== WORK TO BE COMPLETED ==
In the records below, find each line containing the word "coordinate" and copy it.

== INPUT ==
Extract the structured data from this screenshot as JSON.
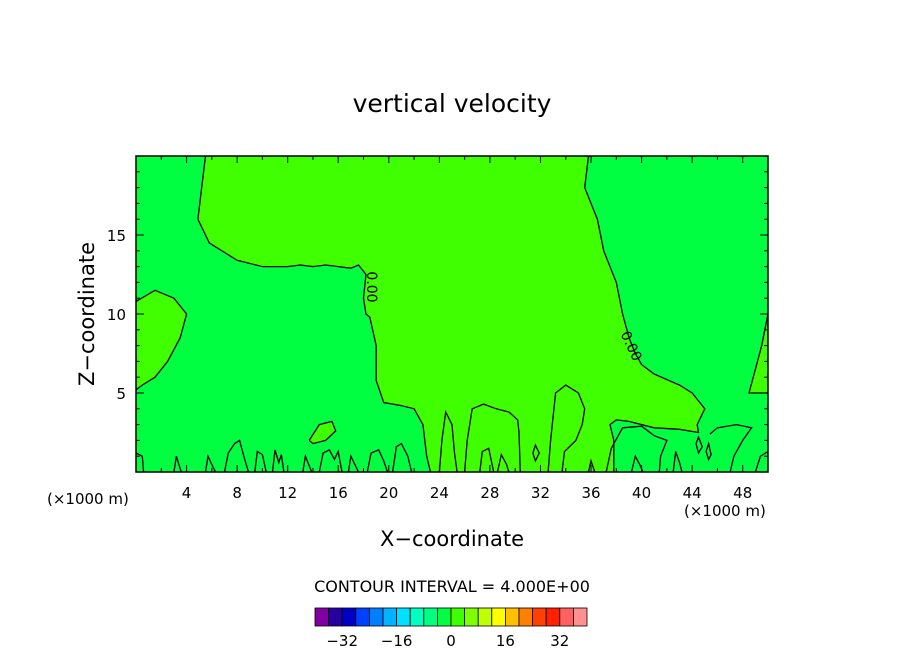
{
  "chart_data": {
    "type": "contour",
    "title": "vertical velocity",
    "xlabel": "X−coordinate",
    "ylabel": "Z−coordinate",
    "x_unit_left": "(×1000 m)",
    "x_unit_right": "(×1000 m)",
    "xlim": [
      0,
      50
    ],
    "ylim": [
      0,
      20
    ],
    "x_ticks": [
      4,
      8,
      12,
      16,
      20,
      24,
      28,
      32,
      36,
      40,
      44,
      48
    ],
    "y_ticks": [
      5,
      10,
      15
    ],
    "contour_label": "0.00",
    "contour_interval_text": "CONTOUR INTERVAL = 4.000E+00",
    "colorbar": {
      "min": -40,
      "step": 4,
      "colors": [
        "#8000a0",
        "#2800a0",
        "#0000c8",
        "#0040ff",
        "#0080ff",
        "#00b4ff",
        "#00e0ff",
        "#00ffc0",
        "#00ff80",
        "#00ff40",
        "#40ff00",
        "#80ff00",
        "#c0ff00",
        "#ffff00",
        "#ffc000",
        "#ff8000",
        "#ff4000",
        "#ff2000",
        "#ff6060",
        "#ff9090"
      ],
      "tick_values": [
        -32,
        -16,
        0,
        16,
        32
      ],
      "tick_labels": [
        "−32",
        "−16",
        "0",
        "16",
        "32"
      ]
    },
    "fill_colors": {
      "negative": "#00ff40",
      "positive": "#40ff00"
    },
    "regions": [
      {
        "sign": "positive",
        "points": [
          [
            5.5,
            20
          ],
          [
            4.9,
            16
          ],
          [
            5.8,
            14.5
          ],
          [
            8,
            13.4
          ],
          [
            10,
            13
          ],
          [
            12,
            13
          ],
          [
            13,
            13.1
          ],
          [
            14,
            13
          ],
          [
            15,
            13.1
          ],
          [
            16,
            13
          ],
          [
            17,
            12.9
          ],
          [
            17.6,
            13.1
          ],
          [
            18.2,
            12.5
          ],
          [
            18,
            11
          ],
          [
            18.2,
            10
          ],
          [
            18.5,
            9.8
          ],
          [
            19,
            8
          ],
          [
            19,
            5.8
          ],
          [
            19.6,
            4.4
          ],
          [
            21,
            4.2
          ],
          [
            22,
            4
          ],
          [
            22.7,
            3
          ],
          [
            23,
            1
          ],
          [
            23.3,
            0
          ],
          [
            37.8,
            0
          ],
          [
            37.8,
            2
          ],
          [
            37.5,
            3
          ],
          [
            38,
            3.3
          ],
          [
            39,
            3.2
          ],
          [
            41,
            2.8
          ],
          [
            43,
            2.7
          ],
          [
            44.5,
            2.5
          ],
          [
            44.4,
            3
          ],
          [
            45,
            4
          ],
          [
            44,
            5
          ],
          [
            43,
            5.5
          ],
          [
            41,
            6.2
          ],
          [
            40,
            6.8
          ],
          [
            39.5,
            7.5
          ],
          [
            39,
            8.5
          ],
          [
            38.5,
            10
          ],
          [
            38,
            12
          ],
          [
            37,
            14
          ],
          [
            36.5,
            16
          ],
          [
            36,
            17
          ],
          [
            35.5,
            18
          ],
          [
            35.8,
            20
          ]
        ]
      },
      {
        "sign": "positive",
        "points": [
          [
            0,
            10.8
          ],
          [
            1.5,
            11.5
          ],
          [
            3,
            11
          ],
          [
            4,
            10
          ],
          [
            3.5,
            8.5
          ],
          [
            2.5,
            7
          ],
          [
            1.5,
            6
          ],
          [
            0.5,
            5.5
          ],
          [
            0,
            5.2
          ]
        ]
      },
      {
        "sign": "positive",
        "points": [
          [
            48.5,
            5
          ],
          [
            49,
            6.5
          ],
          [
            49.5,
            8
          ],
          [
            50,
            10
          ],
          [
            50,
            5
          ]
        ]
      },
      {
        "sign": "positive",
        "points": [
          [
            13.7,
            2
          ],
          [
            14.5,
            3
          ],
          [
            15.5,
            3.2
          ],
          [
            15.8,
            2.6
          ],
          [
            15,
            2
          ],
          [
            14,
            1.8
          ]
        ]
      },
      {
        "sign": "positive",
        "points": [
          [
            31.4,
            1.2
          ],
          [
            31.6,
            1.7
          ],
          [
            31.9,
            1.2
          ],
          [
            31.6,
            0.7
          ]
        ]
      }
    ],
    "contour_lines": [
      [
        [
          5.5,
          20
        ],
        [
          4.9,
          16
        ],
        [
          5.8,
          14.5
        ],
        [
          8,
          13.4
        ],
        [
          10,
          13
        ],
        [
          12,
          13
        ],
        [
          13,
          13.1
        ],
        [
          14,
          13
        ],
        [
          15,
          13.1
        ],
        [
          16,
          13
        ],
        [
          17,
          12.9
        ],
        [
          17.6,
          13.1
        ],
        [
          18.2,
          12.5
        ],
        [
          18,
          11
        ],
        [
          18.2,
          10
        ],
        [
          18.5,
          9.8
        ],
        [
          19,
          8
        ],
        [
          19,
          5.8
        ],
        [
          19.6,
          4.4
        ],
        [
          21,
          4.2
        ],
        [
          22,
          4
        ],
        [
          22.7,
          3
        ],
        [
          23,
          1
        ],
        [
          23.3,
          0
        ]
      ],
      [
        [
          35.8,
          20
        ],
        [
          35.5,
          18
        ],
        [
          36,
          17
        ],
        [
          36.5,
          16
        ],
        [
          37,
          14
        ],
        [
          38,
          12
        ],
        [
          38.5,
          10
        ],
        [
          39,
          8.5
        ],
        [
          39.5,
          7.5
        ],
        [
          40,
          6.8
        ],
        [
          41,
          6.2
        ],
        [
          43,
          5.5
        ],
        [
          44,
          5
        ],
        [
          45,
          4
        ],
        [
          44.4,
          3
        ],
        [
          44.5,
          2.5
        ],
        [
          43,
          2.7
        ],
        [
          41,
          2.8
        ],
        [
          39,
          3.2
        ],
        [
          38,
          3.3
        ],
        [
          37.5,
          3
        ],
        [
          37.8,
          2
        ],
        [
          37.8,
          0
        ]
      ],
      [
        [
          0,
          10.8
        ],
        [
          1.5,
          11.5
        ],
        [
          3,
          11
        ],
        [
          4,
          10
        ],
        [
          3.5,
          8.5
        ],
        [
          2.5,
          7
        ],
        [
          1.5,
          6
        ],
        [
          0.5,
          5.5
        ],
        [
          0,
          5.2
        ]
      ],
      [
        [
          50,
          10
        ],
        [
          49.5,
          8
        ],
        [
          49,
          6.5
        ],
        [
          48.5,
          5
        ],
        [
          50,
          5
        ]
      ],
      [
        [
          13.7,
          2
        ],
        [
          14.5,
          3
        ],
        [
          15.5,
          3.2
        ],
        [
          15.8,
          2.6
        ],
        [
          15,
          2
        ],
        [
          14,
          1.8
        ],
        [
          13.7,
          2
        ]
      ],
      [
        [
          31.4,
          1.2
        ],
        [
          31.6,
          1.7
        ],
        [
          31.9,
          1.2
        ],
        [
          31.6,
          0.7
        ],
        [
          31.4,
          1.2
        ]
      ],
      [
        [
          33.7,
          0
        ],
        [
          33.9,
          1.3
        ],
        [
          34.8,
          2
        ],
        [
          35.3,
          3
        ],
        [
          35.5,
          4
        ],
        [
          35,
          5
        ],
        [
          34,
          5.5
        ],
        [
          33.2,
          5
        ],
        [
          33,
          3.5
        ],
        [
          32.8,
          2
        ],
        [
          32.6,
          0
        ]
      ],
      [
        [
          26,
          0
        ],
        [
          26.2,
          2
        ],
        [
          26.6,
          4
        ],
        [
          27.5,
          4.3
        ],
        [
          28.5,
          4
        ],
        [
          29.5,
          3.8
        ],
        [
          30.2,
          3.3
        ],
        [
          30.3,
          2.5
        ],
        [
          30.4,
          0
        ]
      ],
      [
        [
          37.2,
          0
        ],
        [
          37.6,
          1.5
        ],
        [
          38.5,
          2.8
        ],
        [
          40,
          2.9
        ],
        [
          41,
          2.3
        ],
        [
          42,
          2
        ],
        [
          41.5,
          1
        ],
        [
          41.4,
          0
        ]
      ],
      [
        [
          47,
          0
        ],
        [
          47.3,
          1
        ],
        [
          48,
          2
        ],
        [
          48.7,
          2.8
        ],
        [
          47.5,
          3
        ],
        [
          46,
          2.8
        ],
        [
          45.4,
          2.4
        ]
      ],
      [
        [
          0,
          1.2
        ],
        [
          0.5,
          1
        ],
        [
          0.6,
          0
        ]
      ],
      [
        [
          3,
          0
        ],
        [
          3.2,
          1
        ],
        [
          3.5,
          0.2
        ],
        [
          3.6,
          0
        ]
      ],
      [
        [
          5.5,
          0
        ],
        [
          5.7,
          1
        ],
        [
          6.1,
          0.3
        ],
        [
          6.3,
          0
        ]
      ],
      [
        [
          7,
          0
        ],
        [
          7.3,
          1.2
        ],
        [
          7.8,
          1.8
        ],
        [
          8.2,
          2
        ],
        [
          8.6,
          0.8
        ],
        [
          8.9,
          0
        ]
      ],
      [
        [
          9.4,
          0
        ],
        [
          9.6,
          1.3
        ],
        [
          10,
          1.1
        ],
        [
          10.3,
          0
        ]
      ],
      [
        [
          10.8,
          0
        ],
        [
          11,
          1.4
        ],
        [
          11.3,
          0.6
        ],
        [
          11.5,
          1.1
        ],
        [
          11.7,
          0
        ]
      ],
      [
        [
          13.2,
          0
        ],
        [
          13.4,
          1
        ],
        [
          13.7,
          0.4
        ],
        [
          13.9,
          0
        ]
      ],
      [
        [
          14.5,
          0
        ],
        [
          14.8,
          1.2
        ],
        [
          15.3,
          1.4
        ],
        [
          15.7,
          0.8
        ],
        [
          16,
          1.3
        ],
        [
          16.3,
          0
        ]
      ],
      [
        [
          16.8,
          0
        ],
        [
          17,
          1
        ],
        [
          17.3,
          0.5
        ],
        [
          17.6,
          0
        ]
      ],
      [
        [
          18.3,
          0
        ],
        [
          18.6,
          1.2
        ],
        [
          19.2,
          1.4
        ],
        [
          19.6,
          0.7
        ],
        [
          19.9,
          0
        ]
      ],
      [
        [
          20.3,
          0
        ],
        [
          20.6,
          1.6
        ],
        [
          21,
          1.8
        ],
        [
          21.5,
          1
        ],
        [
          21.8,
          0
        ]
      ],
      [
        [
          24,
          0
        ],
        [
          24.2,
          2
        ],
        [
          24.5,
          3.8
        ],
        [
          25,
          3
        ],
        [
          25.2,
          1.2
        ],
        [
          25.4,
          0
        ]
      ],
      [
        [
          27.2,
          0
        ],
        [
          27.4,
          1.3
        ],
        [
          27.9,
          1.5
        ],
        [
          28.3,
          0
        ]
      ],
      [
        [
          28.6,
          0
        ],
        [
          28.9,
          1.1
        ],
        [
          29.3,
          0.5
        ],
        [
          29.5,
          0
        ]
      ],
      [
        [
          35.8,
          0
        ],
        [
          36,
          0.7
        ],
        [
          36.3,
          0
        ]
      ],
      [
        [
          39.2,
          0
        ],
        [
          39.5,
          1
        ],
        [
          39.9,
          0.4
        ],
        [
          40.1,
          0
        ]
      ],
      [
        [
          42.5,
          0
        ],
        [
          42.7,
          1.3
        ],
        [
          43,
          0.6
        ],
        [
          43.2,
          0
        ]
      ],
      [
        [
          44.3,
          1.8
        ],
        [
          44.5,
          2.2
        ],
        [
          44.8,
          1.6
        ],
        [
          44.5,
          1.2
        ],
        [
          44.3,
          1.8
        ]
      ],
      [
        [
          45.1,
          1.3
        ],
        [
          45.3,
          1.8
        ],
        [
          45.5,
          1.1
        ],
        [
          45.3,
          0.8
        ],
        [
          45.1,
          1.3
        ]
      ],
      [
        [
          49,
          0
        ],
        [
          49.4,
          1
        ],
        [
          50,
          1.3
        ]
      ]
    ]
  }
}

== ANSWER TO THIS EXERCISE ==
    "xlabel": "X−coordinate",
    "ylabel": "Z−coordinate",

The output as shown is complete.